Text excerpt:
--

Practically every type of legal claim has a time limit in which you must file that claim or else you are barred from doing so. Personal injury claims, like slip-and-falls or car accidents, have pretty straightforward limits, such as two years from the date of the injury. However, with federal employment discrimination claims the time limit for filing varies depending on several factors.

Factors that affect statute of limitations

Some of the factors that have an effect on the time limit for filing certain employment discrimination claims include the following:

  • When does the employee believe (or should have believed) that he or she was subjected to discrimination?
  • Was the discriminatory act a “continuing violation?”
  • When did the employee receive his or her “right to sue letter” from the EEOC?
  • Is there a state or local agency similar to the EEOC that requires administrative filing?
  • Which federal law governs the type of discrimination claim being alleged?
  • Is the employee a federal employee?

Filing an EEOC charge and the applicable time limits

If your discrimination claims are based on a violation of Title VII, the Pregnancy Discrimination Act (PDA), Americans with Disabilities Act (ADA) or the Age Discrimination in Employment Act (ADEA), the employee is required to file a charge of discrimination with the EEOC before a lawsuit can be filed in federal court.

In most cases, the deadline for filing a charge of discrimination with the EEOC is 180 days from the date the discrimination occurred. However, if there is a state or local law that prohibits the same type of discrimination, the deadline for filing an EEOC charge for claims brought under Title VII, PDA and ADA is increased to 300 days. The same is true for state law claims that prohibit age discrimination, but not for a similar local law. Ultimately, the deadline for filing an EEOC charge for a Title VII, PDA, ADA or ADEA claim will be either 180 or 300 days

When can you file an employment discrimination in court?

After filing an EEOC charge pursuant to Title VII, the PDA or the ADA, you must receive a “Notice of Right to Sue” (also referred to as a “right to sue letter”) from the EEOC before you can file a lawsuit in court. The EEOC automatically issues a right to sue letter after the agency’s investigation has concluded and no probable cause has been found. The good news is, a finding of no probable cause does not prohibit you from filing your lawsuit or winning in court.

--

Given records:

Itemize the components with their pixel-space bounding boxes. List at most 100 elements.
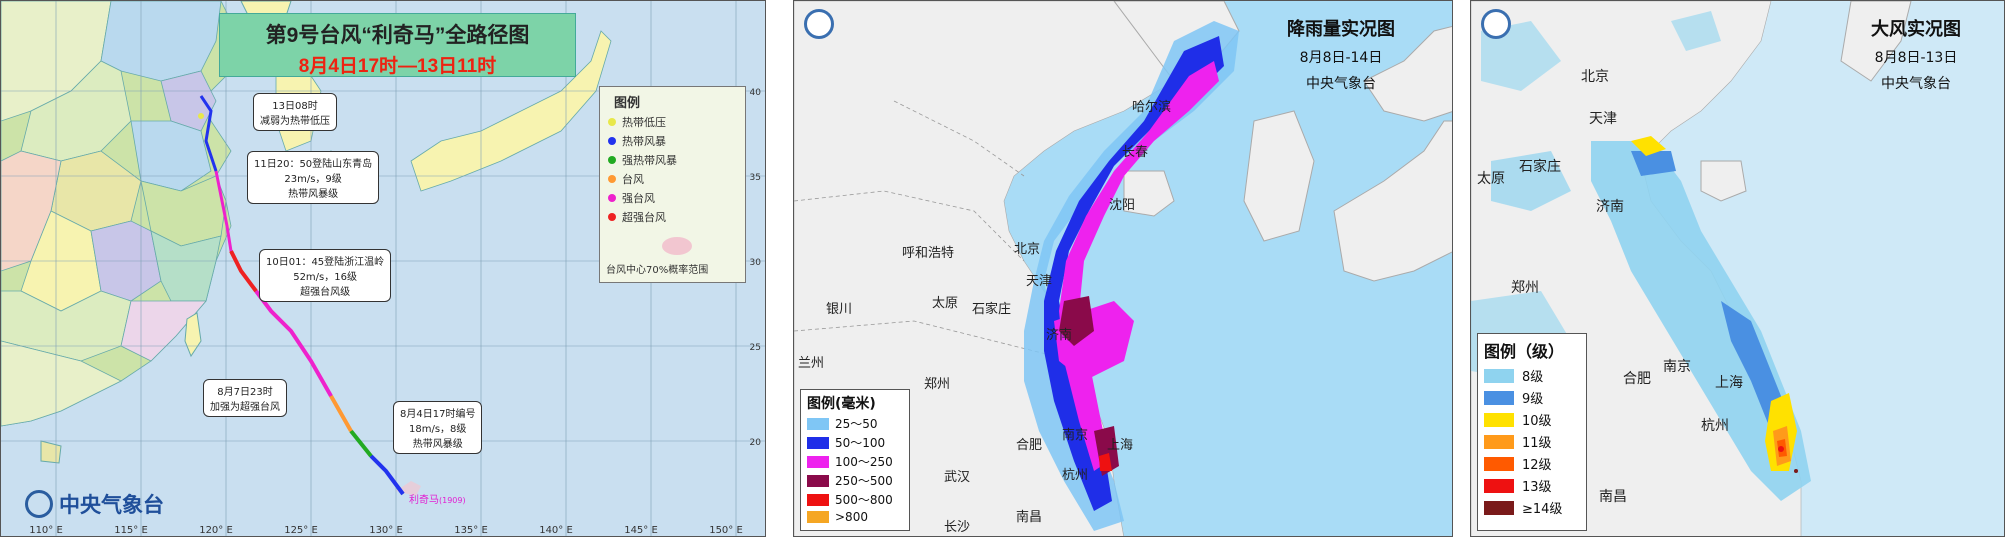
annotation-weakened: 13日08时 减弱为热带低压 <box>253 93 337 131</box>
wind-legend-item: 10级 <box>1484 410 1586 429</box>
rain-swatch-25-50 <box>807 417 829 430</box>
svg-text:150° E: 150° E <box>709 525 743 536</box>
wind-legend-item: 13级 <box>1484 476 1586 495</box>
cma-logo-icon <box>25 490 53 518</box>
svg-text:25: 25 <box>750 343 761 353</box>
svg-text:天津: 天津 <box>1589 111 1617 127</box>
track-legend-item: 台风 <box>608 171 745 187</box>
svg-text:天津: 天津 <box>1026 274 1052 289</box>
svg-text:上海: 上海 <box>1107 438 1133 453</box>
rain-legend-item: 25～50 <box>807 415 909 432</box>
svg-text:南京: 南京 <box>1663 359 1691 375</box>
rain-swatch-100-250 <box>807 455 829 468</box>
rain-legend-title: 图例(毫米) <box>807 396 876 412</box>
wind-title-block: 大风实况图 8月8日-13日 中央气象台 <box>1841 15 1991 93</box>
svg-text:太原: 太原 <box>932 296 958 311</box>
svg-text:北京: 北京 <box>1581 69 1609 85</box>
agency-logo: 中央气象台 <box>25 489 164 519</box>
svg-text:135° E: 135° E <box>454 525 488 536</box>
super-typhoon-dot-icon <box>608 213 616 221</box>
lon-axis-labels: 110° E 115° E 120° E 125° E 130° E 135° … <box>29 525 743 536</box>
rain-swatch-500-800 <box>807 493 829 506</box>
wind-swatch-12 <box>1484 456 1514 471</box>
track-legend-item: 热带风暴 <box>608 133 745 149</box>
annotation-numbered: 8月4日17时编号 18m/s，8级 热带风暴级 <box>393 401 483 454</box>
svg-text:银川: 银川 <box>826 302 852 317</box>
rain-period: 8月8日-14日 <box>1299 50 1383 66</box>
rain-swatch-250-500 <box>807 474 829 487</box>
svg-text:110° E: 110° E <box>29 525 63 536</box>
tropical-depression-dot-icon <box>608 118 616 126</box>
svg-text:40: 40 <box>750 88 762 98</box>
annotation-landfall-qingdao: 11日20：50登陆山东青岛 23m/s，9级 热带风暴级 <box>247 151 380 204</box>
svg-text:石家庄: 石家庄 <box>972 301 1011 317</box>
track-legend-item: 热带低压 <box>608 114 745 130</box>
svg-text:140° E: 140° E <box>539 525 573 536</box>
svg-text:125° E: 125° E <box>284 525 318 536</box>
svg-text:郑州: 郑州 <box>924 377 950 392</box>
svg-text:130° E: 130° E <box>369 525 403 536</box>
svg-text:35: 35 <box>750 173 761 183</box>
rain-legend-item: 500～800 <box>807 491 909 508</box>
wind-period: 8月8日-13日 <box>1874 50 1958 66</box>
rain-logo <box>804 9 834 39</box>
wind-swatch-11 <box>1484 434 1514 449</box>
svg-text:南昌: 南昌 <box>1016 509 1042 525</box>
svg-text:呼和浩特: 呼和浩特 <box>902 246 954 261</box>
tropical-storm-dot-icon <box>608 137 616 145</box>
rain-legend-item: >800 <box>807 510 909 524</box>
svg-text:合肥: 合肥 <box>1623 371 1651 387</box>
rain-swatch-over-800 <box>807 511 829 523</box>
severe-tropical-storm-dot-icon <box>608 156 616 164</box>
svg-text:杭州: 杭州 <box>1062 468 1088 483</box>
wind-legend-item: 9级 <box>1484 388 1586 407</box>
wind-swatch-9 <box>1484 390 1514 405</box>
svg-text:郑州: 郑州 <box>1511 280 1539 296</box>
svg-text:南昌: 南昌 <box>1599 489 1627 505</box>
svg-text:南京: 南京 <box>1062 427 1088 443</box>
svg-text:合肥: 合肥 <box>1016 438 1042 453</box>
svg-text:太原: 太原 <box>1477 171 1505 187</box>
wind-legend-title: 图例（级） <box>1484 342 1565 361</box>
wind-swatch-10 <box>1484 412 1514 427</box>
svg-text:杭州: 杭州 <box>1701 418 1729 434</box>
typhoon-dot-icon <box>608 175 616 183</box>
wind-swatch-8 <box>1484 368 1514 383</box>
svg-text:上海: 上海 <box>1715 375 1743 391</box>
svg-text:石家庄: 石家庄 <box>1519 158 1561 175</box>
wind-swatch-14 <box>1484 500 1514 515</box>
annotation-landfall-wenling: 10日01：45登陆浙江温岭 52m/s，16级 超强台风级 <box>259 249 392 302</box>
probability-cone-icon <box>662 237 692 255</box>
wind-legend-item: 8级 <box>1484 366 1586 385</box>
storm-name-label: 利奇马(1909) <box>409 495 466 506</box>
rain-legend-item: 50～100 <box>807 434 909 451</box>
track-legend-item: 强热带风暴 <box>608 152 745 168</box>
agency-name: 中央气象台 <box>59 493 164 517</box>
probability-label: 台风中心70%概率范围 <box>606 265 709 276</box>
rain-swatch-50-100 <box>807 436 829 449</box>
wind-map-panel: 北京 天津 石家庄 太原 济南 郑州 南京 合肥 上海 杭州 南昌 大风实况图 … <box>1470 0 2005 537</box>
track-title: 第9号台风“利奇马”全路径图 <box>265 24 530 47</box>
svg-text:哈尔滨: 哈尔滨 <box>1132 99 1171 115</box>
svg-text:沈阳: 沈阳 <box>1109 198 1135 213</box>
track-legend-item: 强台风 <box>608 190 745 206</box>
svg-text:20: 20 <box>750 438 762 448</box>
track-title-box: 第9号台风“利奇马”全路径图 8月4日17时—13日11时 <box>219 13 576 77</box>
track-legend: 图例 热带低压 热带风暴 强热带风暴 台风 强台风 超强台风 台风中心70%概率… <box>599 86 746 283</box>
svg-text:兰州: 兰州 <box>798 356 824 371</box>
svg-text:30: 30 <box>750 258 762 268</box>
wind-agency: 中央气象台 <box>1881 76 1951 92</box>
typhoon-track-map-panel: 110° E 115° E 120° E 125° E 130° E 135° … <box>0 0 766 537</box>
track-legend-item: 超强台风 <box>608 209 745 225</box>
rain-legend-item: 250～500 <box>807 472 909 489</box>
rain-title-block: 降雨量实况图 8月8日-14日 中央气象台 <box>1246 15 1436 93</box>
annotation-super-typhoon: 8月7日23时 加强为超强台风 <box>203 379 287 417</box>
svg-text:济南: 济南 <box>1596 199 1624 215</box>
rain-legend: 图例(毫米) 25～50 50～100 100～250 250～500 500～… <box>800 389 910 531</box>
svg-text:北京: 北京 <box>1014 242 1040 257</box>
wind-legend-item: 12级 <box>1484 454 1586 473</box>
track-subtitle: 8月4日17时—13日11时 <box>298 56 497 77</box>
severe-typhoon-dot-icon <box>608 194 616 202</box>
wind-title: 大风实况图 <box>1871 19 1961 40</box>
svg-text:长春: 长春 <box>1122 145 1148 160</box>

--

Objective: Extend the passage on filing deadlines for federal employment discrimination claims, starting after its final sentence.

Answer to the exercise:
On the other hand, if the EEOC finds that probable cause exists, the EEOC will suggest mediation in order to settle the issues between you and your employer. If mediation

fails, the EEOC may choose to sue your employer on your behalf. This is very rare, however. It is quite common for the EEOC to fail to complete its investigation within 180 days after your charge was filed. If that happens, you have the option to request that a right to sue letter be issued so you can file your lawsuit. Either way, once you receive your right to sue letter, you have 90 days to file your lawsuit based on Title VII, the PDA, and/or the ADA. If you do not, then your lawsuit is time-barred and will be dismissed.

ADEA claims do not require a Notice of Right to Sue

Claims asserting violations of the ADEA do not require the issuance of a right to sue letter before you can file your lawsuit. Instead, you can file an ADEA lawsuit after 60 days have passed from the day you filed your EEOC charge. If you receive notice from the EEOC that it has completed its investigation, then you have 90 days from that day to file your lawsuit.

There are other statute of limitations for other types of federal employment discrimination claims, so if you have questions, contact our employment discrimination attorneys immediately. If you feel you have been the victim of discrimination or retaliation, or if you have any questions regarding your employment rights, please contact Michel | King , either online or by calling us at (205) 265-1880.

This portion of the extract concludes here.